What you are asked to do:
The records below are to be copied word for word, with every picture left out.

Materials provided:
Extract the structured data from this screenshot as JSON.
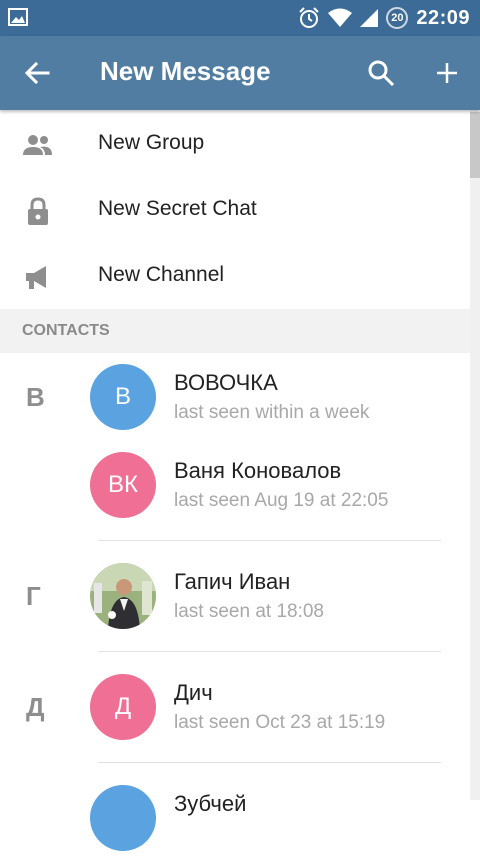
{
  "status_bar": {
    "time": "22:09",
    "battery_level": "20",
    "icons": [
      "gallery-icon",
      "alarm-icon",
      "wifi-icon",
      "signal-icon",
      "battery-icon"
    ]
  },
  "app_bar": {
    "title": "New Message",
    "icons": [
      "back-arrow-icon",
      "search-icon",
      "plus-icon"
    ]
  },
  "menu": {
    "items": [
      {
        "label": "New Group",
        "icon": "group-icon"
      },
      {
        "label": "New Secret Chat",
        "icon": "lock-icon"
      },
      {
        "label": "New Channel",
        "icon": "megaphone-icon"
      }
    ]
  },
  "section": {
    "header": "CONTACTS"
  },
  "contacts": {
    "letters": [
      "В",
      "Г",
      "Д"
    ],
    "items": [
      {
        "initials": "В",
        "name": "ВОВОЧКА",
        "status": "last seen within a week",
        "color": "#5ba2e0"
      },
      {
        "initials": "ВК",
        "name": "Ваня Коновалов",
        "status": "last seen Aug 19 at 22:05",
        "color": "#f06f94"
      },
      {
        "initials": "",
        "name": "Гапич Иван",
        "status": "last seen at 18:08",
        "color": "#7a9a6a"
      },
      {
        "initials": "Д",
        "name": "Дич",
        "status": "last seen Oct 23 at 15:19",
        "color": "#f06f94"
      },
      {
        "initials": "",
        "name": "Зубчей",
        "status": "",
        "color": "#5ba2e0"
      }
    ]
  },
  "colors": {
    "status_bar": "#3b6b96",
    "app_bar": "#517da2",
    "section_header_bg": "#f2f2f2"
  }
}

Result for this task:
Extract the structured data from this screenshot as JSON.
{
  "status_bar": {
    "time": "22:09",
    "battery_level": "20",
    "icons": [
      "gallery-icon",
      "alarm-icon",
      "wifi-icon",
      "signal-icon",
      "battery-icon"
    ]
  },
  "app_bar": {
    "title": "New Message",
    "icons": [
      "back-arrow-icon",
      "search-icon",
      "plus-icon"
    ]
  },
  "menu": {
    "items": [
      {
        "label": "New Group",
        "icon": "group-icon"
      },
      {
        "label": "New Secret Chat",
        "icon": "lock-icon"
      },
      {
        "label": "New Channel",
        "icon": "megaphone-icon"
      }
    ]
  },
  "section": {
    "header": "CONTACTS"
  },
  "contacts": {
    "letters": [
      "В",
      "Г",
      "Д"
    ],
    "items": [
      {
        "initials": "В",
        "name": "ВОВОЧКА",
        "status": "last seen within a week",
        "color": "#5ba2e0"
      },
      {
        "initials": "ВК",
        "name": "Ваня Коновалов",
        "status": "last seen Aug 19 at 22:05",
        "color": "#f06f94"
      },
      {
        "initials": "",
        "name": "Гапич Иван",
        "status": "last seen at 18:08",
        "color": "#7a9a6a"
      },
      {
        "initials": "Д",
        "name": "Дич",
        "status": "last seen Oct 23 at 15:19",
        "color": "#f06f94"
      },
      {
        "initials": "",
        "name": "Зубчей",
        "status": "",
        "color": "#5ba2e0"
      }
    ]
  },
  "colors": {
    "status_bar": "#3b6b96",
    "app_bar": "#517da2",
    "section_header_bg": "#f2f2f2"
  }
}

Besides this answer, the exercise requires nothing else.